- _Задание 1_
Повторите без изменений строки данных от строки с "volume-tick-label: 400000000.00 (628, 287, 658, 292)" до строки с "candle-body (409, 195, 415, 201)", включая обе эти строки.

- _Фрагмент рассказа_
Я искренне порадовался в душе по поводу ее неосведомленности о существовании на свете цифровых диктофонов и как мог удивленно пожал плечами:
— И что? Что здесь такого? Меня вот хоть на камеру снимайте. Честному человеку скрывать нечего.
— Ну да, — согласилась она, — но все-таки ему неприятно... вы поговорите с вожатыми.
— Я поговорю, — сдерживая улыбку, пообещал я и на этом наш разговор завершился.
Так вот, возвращаясь к ситуации. Я выслушал все эти тирады, подумал про себя, что вот это — диагноз и пошел к себе в комнату собирать вещи. Там мне встретились Сережа и Саша, старший вожатый. Я сообщил им, что я уезжаю. Они сильно удивились и попытались убедить меня в том, что волноваться не стоит, а стоит пообщаться с директором спокойно и все уладить.

- _Задание 2_
Напишите продолжение рассказа о разговоре с вожатыми и сборах, начав сразу после его последнего предложения.

- _Строки данных_
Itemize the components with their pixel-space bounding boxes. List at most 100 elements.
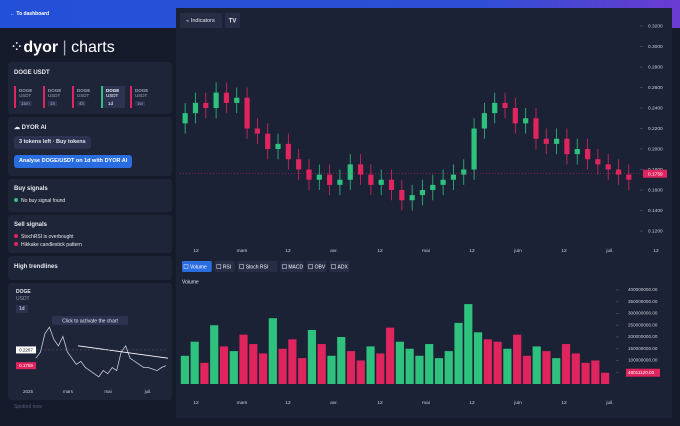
volume-tick-label: 400000000.00 (628, 287, 658, 292)
trendline (77, 345, 169, 359)
mini-base: DOGE (16, 289, 31, 295)
ai-title-text: DYOR AI (21, 125, 47, 131)
candle-body (595, 159, 601, 165)
indicator-tab[interactable] (182, 261, 212, 272)
volume-x-label: juil. (605, 400, 613, 406)
candle-body (512, 108, 518, 124)
indicators-text[interactable]: Indicators (191, 18, 215, 24)
indicator-tab-label[interactable]: MACD (288, 264, 303, 270)
back-link-text[interactable]: To dashboard (16, 11, 50, 17)
last-price-box (643, 169, 667, 178)
candle-body (409, 195, 415, 201)
timeframe[interactable]: DOGE USDT 1d (101, 86, 125, 108)
buy-signals-panel: Buy signals No buy signal found (8, 179, 172, 212)
candle-body (502, 102, 508, 108)
trendlines-panel: High trendlines (8, 256, 172, 280)
tf-quote: USDT (19, 93, 32, 98)
mini-overlay[interactable]: Click to activate the chart (62, 319, 118, 325)
indicator-tab-label[interactable]: RSI (223, 264, 231, 270)
mini-overlay-bg[interactable] (52, 316, 128, 325)
tv-button[interactable] (225, 13, 240, 28)
indicator-tab-label[interactable]: Stoch RSI (246, 264, 269, 270)
volume-bar (239, 334, 248, 384)
candle-body (615, 169, 622, 175)
analyse-button[interactable]: Analyse DOGE/USDT on 1d with DYOR AI (14, 155, 133, 168)
tf-interval: 4h (77, 101, 87, 106)
candle-body (357, 164, 364, 175)
tab-checkbox[interactable] (331, 264, 336, 269)
volume-bar (473, 332, 483, 384)
mini-x-label: mars (63, 389, 74, 394)
buy-tokens-button[interactable]: 3 tokens left · Buy tokens (14, 136, 91, 149)
indicators-button[interactable] (180, 13, 222, 28)
tab-checkbox[interactable] (216, 264, 222, 269)
mini-chart-panel[interactable]: DOGE USDT 1d 0.2267 0.1759 2025 mars mai juil… (8, 283, 172, 400)
tab-checkbox[interactable] (282, 264, 287, 269)
indicator-tab[interactable] (237, 261, 278, 272)
volume-bar (444, 351, 453, 384)
price-tick-label: 0.3000 (648, 44, 663, 50)
tf-base: DOGE (106, 88, 120, 93)
timeframe[interactable]: DOGE USDT 1w (130, 86, 154, 108)
volume-bar (434, 358, 444, 384)
price-tick-label: 0.2600 (648, 85, 663, 91)
candle-body (337, 179, 343, 185)
price-tick-label: 0.1400 (648, 208, 663, 214)
indicator-tab[interactable] (280, 261, 304, 272)
price-x-label: mars (237, 248, 248, 254)
timeframe[interactable]: DOGE USDT 15m (14, 86, 38, 108)
volume-bar (356, 360, 365, 384)
mini-x-label: 2025 (23, 389, 34, 394)
candle-body (368, 174, 374, 185)
tab-checkbox[interactable] (239, 264, 244, 269)
volume-x-label: 12 (193, 400, 199, 406)
indicator-tab-label[interactable]: Volume (190, 264, 207, 270)
mini-price-label: 0.1759 (19, 363, 33, 368)
timeframe[interactable]: DOGE USDT 4h (72, 86, 96, 108)
candle-body (223, 92, 230, 103)
signal-dot (14, 234, 18, 238)
last-volume-label: 48011120.00 (628, 370, 655, 375)
tab-checkbox[interactable] (308, 264, 313, 269)
logo-brand: dyor (23, 39, 59, 56)
indicator-tab-label[interactable]: ADX (338, 264, 349, 270)
tf-quote: USDT (77, 93, 90, 98)
mini-chart: 0.2267 0.1759 2025 mars mai juil. Click to act… (16, 316, 169, 394)
volume-x-label: juin (513, 400, 522, 406)
volume-bar (561, 344, 571, 384)
tv-icon[interactable]: TV (229, 19, 237, 25)
indicator-tab-label[interactable]: OBV (315, 264, 326, 270)
logo: ⁘dyor | charts (10, 39, 115, 56)
back-link[interactable]: ← To dashboard (10, 11, 50, 17)
tab-checkbox[interactable] (183, 264, 189, 269)
candle-body (182, 113, 188, 124)
tf-interval: 15m (19, 101, 32, 106)
volume-tick-label: 150000000.00 (628, 346, 658, 351)
indicator-tab[interactable] (329, 261, 350, 272)
signal-text: StochRSI is overbought (21, 234, 74, 240)
tf-interval: 1w (135, 101, 145, 106)
candle-body (275, 143, 281, 149)
volume-bar (278, 348, 287, 384)
candle-body (450, 174, 457, 180)
timeframe[interactable]: DOGE USDT 1h (43, 86, 67, 108)
tf-base: DOGE (77, 88, 91, 93)
pair-title: DOGE USDT (14, 70, 50, 76)
candle-body (471, 128, 477, 170)
indicators-label[interactable]: ⌁ Indicators (186, 18, 215, 24)
candle-body (203, 102, 209, 108)
volume-bar (542, 351, 551, 384)
indicator-tab[interactable] (214, 261, 235, 272)
volume-bar (386, 327, 395, 384)
logo-product: charts (71, 39, 115, 56)
mini-x-label: juil. (144, 389, 152, 394)
indicator-tab[interactable] (306, 261, 327, 272)
signal-text: Hikkake candlestick pattern (21, 242, 82, 248)
candle-body (533, 118, 539, 139)
candle-body (492, 102, 498, 114)
volume-bar (601, 372, 610, 384)
volume-bar (493, 341, 502, 384)
trendlines-title: High trendlines (14, 264, 58, 270)
price-x-label: mai (422, 248, 430, 254)
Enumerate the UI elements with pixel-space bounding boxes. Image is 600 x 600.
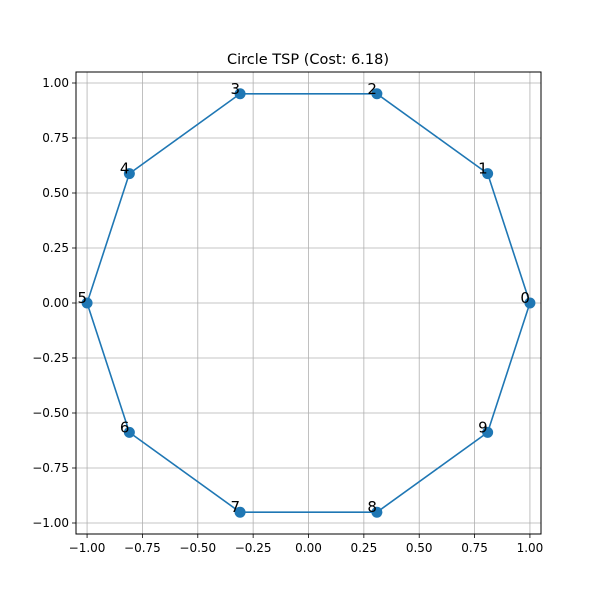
chart-title: Circle TSP (Cost: 6.18) [227, 52, 389, 68]
plot-frame [75, 71, 542, 535]
x-tick-label: 0.25 [350, 541, 377, 555]
city-label-8: 8 [367, 498, 377, 516]
city-labels: 0 1 2 3 4 5 6 7 8 9 [78, 80, 530, 516]
city-label-5: 5 [78, 289, 88, 307]
x-tick-label: 0.50 [406, 541, 433, 555]
x-tick-label: −0.50 [179, 541, 216, 555]
city-label-7: 7 [231, 498, 241, 516]
y-tick-label: −0.25 [32, 351, 69, 365]
y-tick-label: 0.75 [42, 131, 69, 145]
city-point-4 [123, 168, 135, 180]
city-points [81, 88, 536, 518]
x-tick-label: −0.75 [124, 541, 161, 555]
y-tick-label: 0.00 [42, 296, 69, 310]
city-point-7 [234, 506, 246, 518]
y-tick-label: −1.00 [32, 516, 69, 530]
city-label-1: 1 [478, 160, 488, 178]
city-point-6 [123, 426, 135, 438]
y-tick-label: −0.50 [32, 406, 69, 420]
y-tick-label: 1.00 [42, 76, 69, 90]
city-point-0 [524, 297, 536, 309]
city-point-3 [234, 88, 246, 100]
y-tick-label: 0.25 [42, 241, 69, 255]
city-label-6: 6 [120, 418, 130, 436]
x-tick-label: −0.25 [235, 541, 272, 555]
y-tick-label: 0.50 [42, 186, 69, 200]
city-point-2 [371, 88, 383, 100]
city-label-4: 4 [120, 160, 130, 178]
city-label-9: 9 [478, 418, 488, 436]
x-tick-label: 1.00 [517, 541, 544, 555]
city-label-2: 2 [367, 80, 377, 98]
x-tick-label: −1.00 [69, 541, 106, 555]
city-point-1 [482, 168, 494, 180]
grid [76, 72, 541, 534]
axis-ticks: −1.00 −0.75 −0.50 −0.25 0.00 0.25 0.50 0.75 1.00… [32, 76, 543, 555]
y-tick-label: −0.75 [32, 461, 69, 475]
city-point-5 [81, 297, 93, 309]
x-tick-label: 0.00 [295, 541, 322, 555]
x-tick-label: 0.75 [461, 541, 488, 555]
city-label-3: 3 [231, 80, 241, 98]
city-point-9 [482, 426, 494, 438]
city-point-8 [371, 506, 383, 518]
city-label-0: 0 [520, 289, 530, 307]
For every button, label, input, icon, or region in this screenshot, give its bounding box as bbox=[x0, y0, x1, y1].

- _Ответ к заданию 1_
volume-tick-label: 400000000.00 (628, 287, 658, 292)
trendline (77, 345, 169, 359)
mini-base: DOGE (16, 289, 31, 295)
ai-title-text: DYOR AI (21, 125, 47, 131)
candle-body (595, 159, 601, 165)
indicator-tab[interactable] (182, 261, 212, 272)
volume-x-label: juil. (605, 400, 613, 406)
candle-body (512, 108, 518, 124)
indicators-text[interactable]: Indicators (191, 18, 215, 24)
indicator-tab-label[interactable]: MACD (288, 264, 303, 270)
back-link-text[interactable]: To dashboard (16, 11, 50, 17)
last-price-box (643, 169, 667, 178)
candle-body (409, 195, 415, 201)

- _Ответ к заданию 2_
Я усмехнулся в душе, но переубедить их не смог, и они отправились к Борису Петровичу. Борис Петрович встретил Сережу вопросом: «А вы кто такой? Я вас не знаю!»
Сережа как-то не ожидал этого вопроса от человека, с которым несколько дней уже работал бок о бок и не сразу нашелся что ответить.
В общем, как я и говорил им, диалог ни к чему не привел, да собственно, я и был этому рад. Мы собрались и спустились вниз, где нас встретила Татьяна Александровна, в глазах которой светился непередаваемый ужас.
— Мальчики, зайдите, пожалуйста, на минутку, — попросила она.
Мы зашли и, грешным делом, подумали, что она собирается извиняться. Действительность оказалась куда прозаичнее.
— Я не знаю, как вам сказать... — начала она, — но вы понимаете...
Мы несколько минут слушали, как она ходила вокруг да около, а потом не выдержали.
— Ближе к делу можно?
Она глубоко вдохнула.
— В общем, не могли бы вы показать охране свои мобильные телефоны. Приказ директора.
Мы переглянулись. Самое сложное было не улыбнуться.
— Конечно. В чем вопрос... — можно было и поупираться из этических и нравственных соображений, но мы наслаждались моментом.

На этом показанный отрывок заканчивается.